[Extracted data entries]
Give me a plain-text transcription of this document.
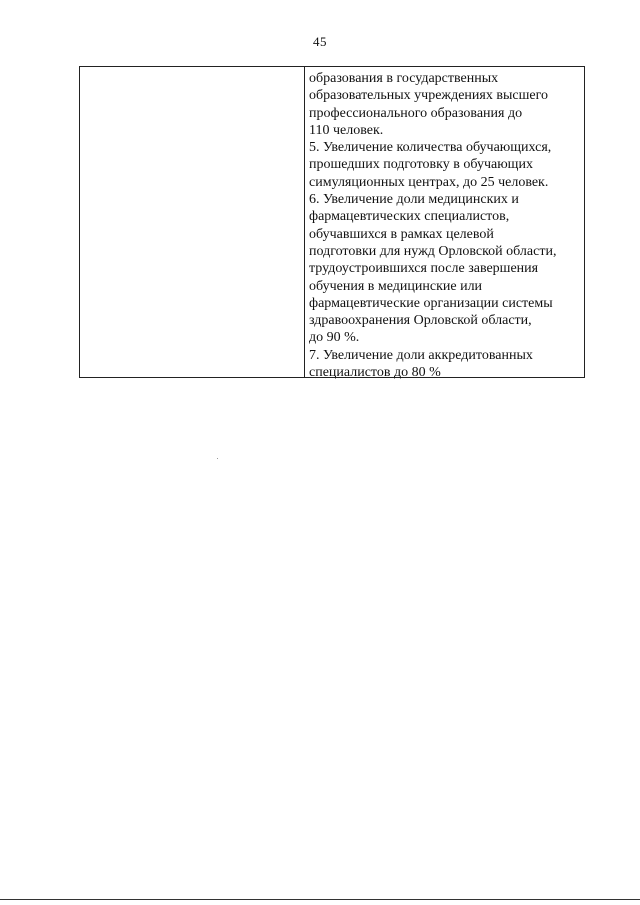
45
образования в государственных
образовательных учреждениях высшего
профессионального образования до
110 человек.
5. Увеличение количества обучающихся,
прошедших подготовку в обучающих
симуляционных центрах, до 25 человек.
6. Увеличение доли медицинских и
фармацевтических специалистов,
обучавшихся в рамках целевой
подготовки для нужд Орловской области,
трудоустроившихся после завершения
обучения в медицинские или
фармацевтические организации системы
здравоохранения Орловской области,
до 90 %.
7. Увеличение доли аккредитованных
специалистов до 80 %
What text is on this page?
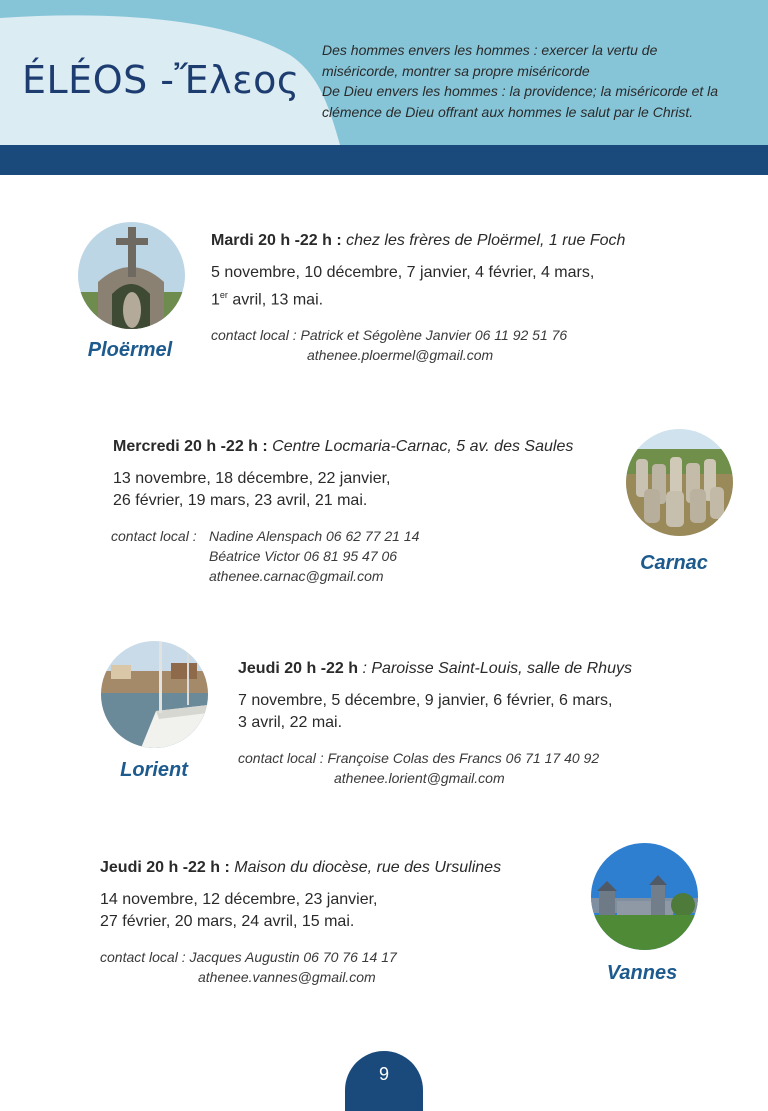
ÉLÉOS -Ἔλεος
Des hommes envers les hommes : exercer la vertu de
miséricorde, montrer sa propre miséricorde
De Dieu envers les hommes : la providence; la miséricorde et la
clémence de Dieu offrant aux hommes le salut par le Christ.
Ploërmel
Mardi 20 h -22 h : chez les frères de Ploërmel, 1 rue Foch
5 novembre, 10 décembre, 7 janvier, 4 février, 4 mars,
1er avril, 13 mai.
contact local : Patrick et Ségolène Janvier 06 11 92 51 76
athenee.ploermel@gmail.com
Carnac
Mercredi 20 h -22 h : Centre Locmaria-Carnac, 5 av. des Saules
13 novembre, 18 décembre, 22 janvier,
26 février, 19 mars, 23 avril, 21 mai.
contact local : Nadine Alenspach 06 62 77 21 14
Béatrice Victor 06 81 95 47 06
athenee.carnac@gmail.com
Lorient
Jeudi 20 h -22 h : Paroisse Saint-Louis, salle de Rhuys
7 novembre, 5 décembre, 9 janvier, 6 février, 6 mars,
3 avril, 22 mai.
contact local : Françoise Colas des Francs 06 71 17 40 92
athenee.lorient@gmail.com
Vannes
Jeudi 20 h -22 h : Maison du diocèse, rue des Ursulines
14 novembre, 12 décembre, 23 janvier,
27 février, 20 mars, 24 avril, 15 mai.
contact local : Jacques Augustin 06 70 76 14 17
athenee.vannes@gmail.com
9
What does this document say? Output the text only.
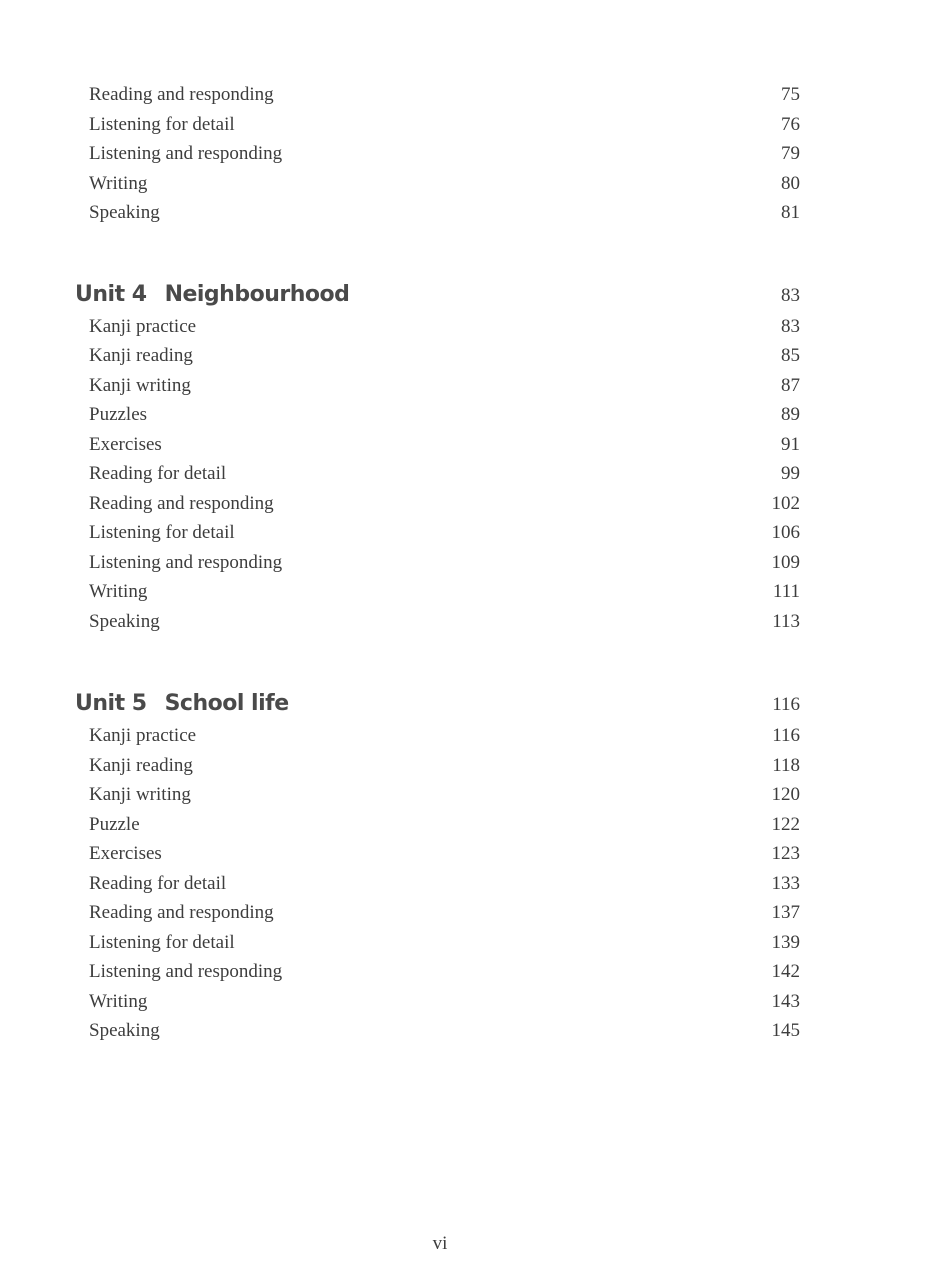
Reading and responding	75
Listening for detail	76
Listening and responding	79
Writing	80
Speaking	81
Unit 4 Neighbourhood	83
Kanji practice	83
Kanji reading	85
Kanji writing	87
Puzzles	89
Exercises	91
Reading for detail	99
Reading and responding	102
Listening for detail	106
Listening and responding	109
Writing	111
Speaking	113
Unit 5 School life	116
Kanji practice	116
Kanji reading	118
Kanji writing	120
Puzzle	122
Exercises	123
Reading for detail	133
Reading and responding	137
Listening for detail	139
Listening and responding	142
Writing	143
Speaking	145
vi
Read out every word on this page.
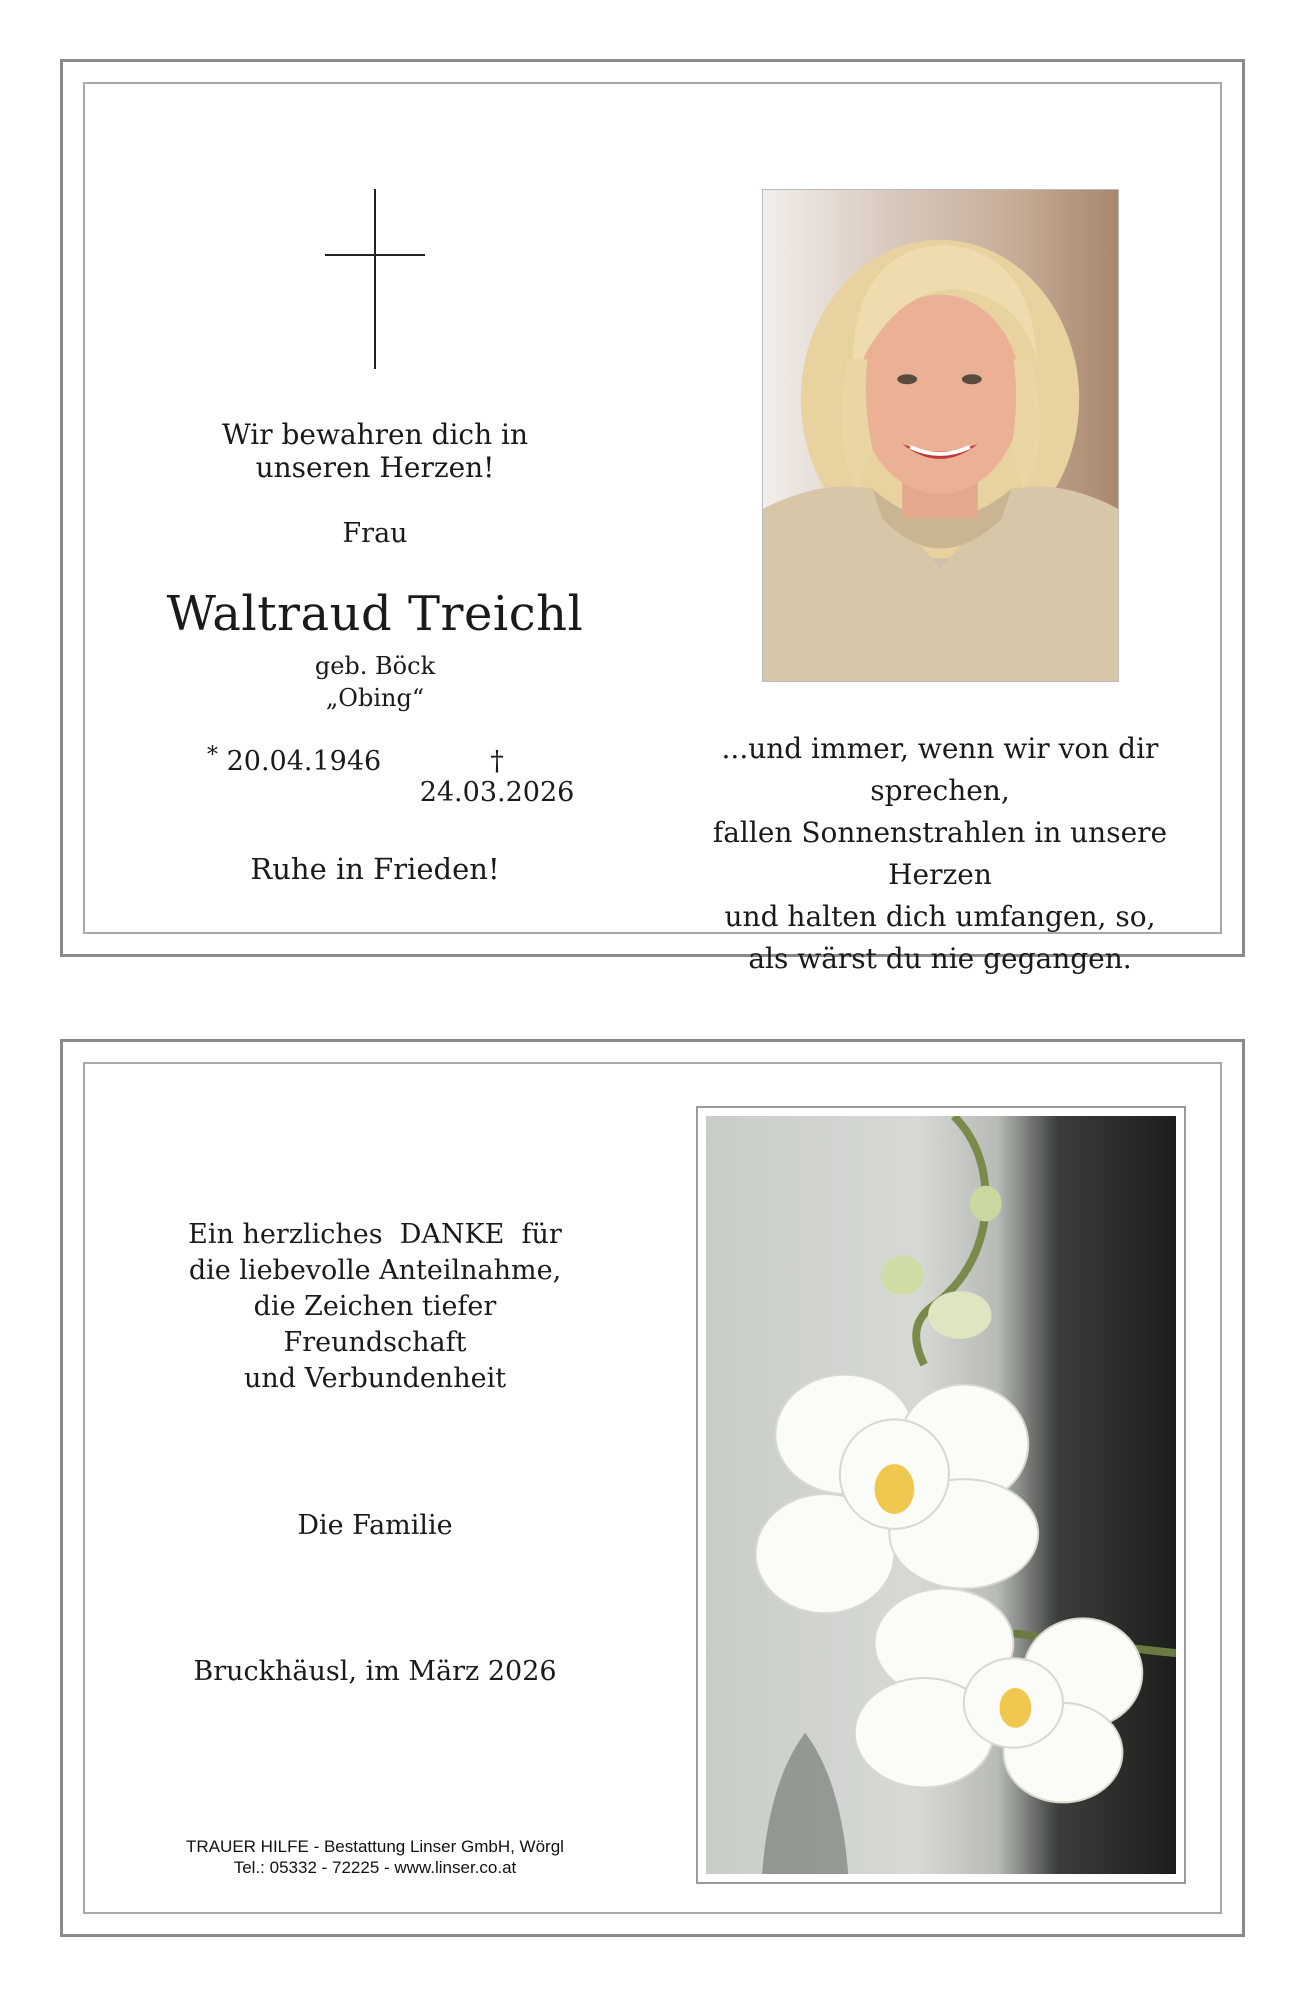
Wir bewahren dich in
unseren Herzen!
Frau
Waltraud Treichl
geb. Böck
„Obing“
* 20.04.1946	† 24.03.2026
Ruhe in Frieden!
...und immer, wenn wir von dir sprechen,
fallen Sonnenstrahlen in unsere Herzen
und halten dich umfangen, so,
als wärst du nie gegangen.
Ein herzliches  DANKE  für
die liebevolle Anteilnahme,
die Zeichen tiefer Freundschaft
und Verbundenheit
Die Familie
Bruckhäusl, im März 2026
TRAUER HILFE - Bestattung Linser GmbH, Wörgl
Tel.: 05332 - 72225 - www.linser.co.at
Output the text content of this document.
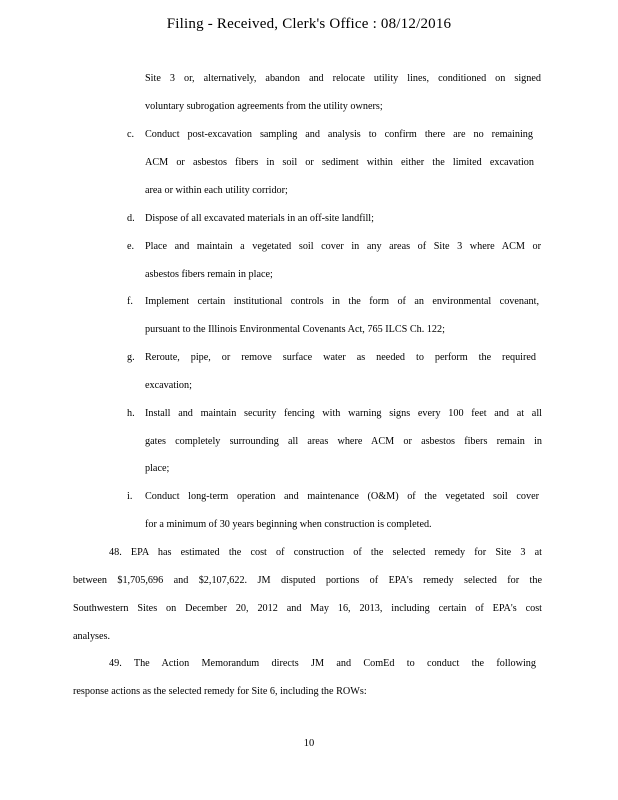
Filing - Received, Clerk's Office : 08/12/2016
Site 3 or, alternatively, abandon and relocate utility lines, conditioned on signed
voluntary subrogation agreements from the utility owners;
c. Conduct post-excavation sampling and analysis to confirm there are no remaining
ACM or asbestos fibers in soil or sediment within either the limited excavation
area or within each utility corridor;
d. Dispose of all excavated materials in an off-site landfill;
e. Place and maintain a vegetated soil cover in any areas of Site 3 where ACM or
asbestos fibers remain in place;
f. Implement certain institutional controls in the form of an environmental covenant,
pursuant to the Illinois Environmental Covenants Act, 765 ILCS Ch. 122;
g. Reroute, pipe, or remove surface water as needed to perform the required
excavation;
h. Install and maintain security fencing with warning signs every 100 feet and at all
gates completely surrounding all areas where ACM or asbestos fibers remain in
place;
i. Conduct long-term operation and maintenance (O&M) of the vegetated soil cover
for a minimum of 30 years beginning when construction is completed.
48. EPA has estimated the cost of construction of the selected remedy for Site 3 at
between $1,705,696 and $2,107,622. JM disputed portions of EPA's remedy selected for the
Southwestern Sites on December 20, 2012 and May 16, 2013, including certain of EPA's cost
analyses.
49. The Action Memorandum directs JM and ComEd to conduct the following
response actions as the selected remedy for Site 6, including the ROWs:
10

**Given exercise**
Scan the entries above. Copy each line that has the string "miséricorde".

**Solution to this problem**
miséricorde, montrer sa propre miséricorde
De Dieu envers les hommes : la providence; la miséricorde et la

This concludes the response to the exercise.